_Given exercise_
State only the number of lines that include "الأصل".

_Given records_
◇ ◇ ◇

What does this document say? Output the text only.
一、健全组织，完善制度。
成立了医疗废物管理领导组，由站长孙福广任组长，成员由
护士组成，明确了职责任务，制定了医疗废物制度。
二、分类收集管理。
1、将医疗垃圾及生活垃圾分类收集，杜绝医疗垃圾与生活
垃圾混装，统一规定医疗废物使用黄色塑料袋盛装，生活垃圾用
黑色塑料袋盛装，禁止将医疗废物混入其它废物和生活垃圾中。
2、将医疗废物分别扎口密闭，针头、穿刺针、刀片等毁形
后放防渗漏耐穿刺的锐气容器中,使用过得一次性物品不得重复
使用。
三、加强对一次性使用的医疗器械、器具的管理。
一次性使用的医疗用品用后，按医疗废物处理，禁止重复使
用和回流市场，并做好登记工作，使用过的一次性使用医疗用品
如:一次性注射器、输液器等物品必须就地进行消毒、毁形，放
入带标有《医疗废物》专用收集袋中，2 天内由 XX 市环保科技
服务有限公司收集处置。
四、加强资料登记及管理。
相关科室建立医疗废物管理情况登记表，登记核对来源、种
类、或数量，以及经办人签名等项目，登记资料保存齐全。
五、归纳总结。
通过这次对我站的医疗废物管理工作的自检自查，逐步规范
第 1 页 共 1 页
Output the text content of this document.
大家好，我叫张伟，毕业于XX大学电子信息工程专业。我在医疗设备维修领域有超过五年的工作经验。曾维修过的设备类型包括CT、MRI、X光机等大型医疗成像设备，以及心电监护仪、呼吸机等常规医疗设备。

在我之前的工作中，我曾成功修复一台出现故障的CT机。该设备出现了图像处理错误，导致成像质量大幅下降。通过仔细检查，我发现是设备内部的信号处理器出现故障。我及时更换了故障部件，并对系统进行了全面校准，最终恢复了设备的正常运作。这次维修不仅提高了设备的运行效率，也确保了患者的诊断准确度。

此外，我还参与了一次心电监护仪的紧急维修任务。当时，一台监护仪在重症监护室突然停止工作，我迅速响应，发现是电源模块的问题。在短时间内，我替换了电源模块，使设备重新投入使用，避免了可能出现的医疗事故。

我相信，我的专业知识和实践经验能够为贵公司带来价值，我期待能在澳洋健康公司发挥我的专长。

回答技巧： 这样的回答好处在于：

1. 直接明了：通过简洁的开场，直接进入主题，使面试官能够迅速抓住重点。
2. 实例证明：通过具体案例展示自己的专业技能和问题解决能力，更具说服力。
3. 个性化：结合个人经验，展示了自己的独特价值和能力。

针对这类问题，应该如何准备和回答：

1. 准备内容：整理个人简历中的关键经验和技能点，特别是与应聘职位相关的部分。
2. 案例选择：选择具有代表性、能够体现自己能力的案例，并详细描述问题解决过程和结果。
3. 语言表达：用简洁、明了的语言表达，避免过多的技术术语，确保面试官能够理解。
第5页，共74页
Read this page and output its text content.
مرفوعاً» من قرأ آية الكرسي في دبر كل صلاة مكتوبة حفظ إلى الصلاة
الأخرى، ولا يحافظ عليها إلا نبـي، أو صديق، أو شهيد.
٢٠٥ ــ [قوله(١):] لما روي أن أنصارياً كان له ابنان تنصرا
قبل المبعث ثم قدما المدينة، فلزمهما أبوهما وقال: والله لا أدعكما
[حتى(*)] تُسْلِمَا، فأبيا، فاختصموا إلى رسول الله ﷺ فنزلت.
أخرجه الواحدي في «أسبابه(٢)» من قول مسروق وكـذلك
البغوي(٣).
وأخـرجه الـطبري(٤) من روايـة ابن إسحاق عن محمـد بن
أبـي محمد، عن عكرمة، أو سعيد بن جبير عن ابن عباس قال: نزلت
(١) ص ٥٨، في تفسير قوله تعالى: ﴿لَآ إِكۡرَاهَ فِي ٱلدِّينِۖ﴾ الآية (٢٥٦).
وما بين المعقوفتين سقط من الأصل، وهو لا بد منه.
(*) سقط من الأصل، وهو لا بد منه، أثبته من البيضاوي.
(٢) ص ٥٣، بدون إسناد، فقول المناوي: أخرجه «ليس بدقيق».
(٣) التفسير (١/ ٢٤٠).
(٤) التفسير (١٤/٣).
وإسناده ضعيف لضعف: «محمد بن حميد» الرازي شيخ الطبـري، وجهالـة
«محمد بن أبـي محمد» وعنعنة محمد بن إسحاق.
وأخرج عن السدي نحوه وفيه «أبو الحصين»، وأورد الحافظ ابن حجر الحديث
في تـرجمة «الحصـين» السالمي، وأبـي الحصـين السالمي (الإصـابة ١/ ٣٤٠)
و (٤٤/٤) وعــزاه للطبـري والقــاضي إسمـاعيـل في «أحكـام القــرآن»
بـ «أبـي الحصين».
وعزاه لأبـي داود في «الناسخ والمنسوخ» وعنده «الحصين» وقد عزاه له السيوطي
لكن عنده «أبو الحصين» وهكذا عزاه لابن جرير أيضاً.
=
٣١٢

◇ ◇ ◇

_Answer to this problem_
2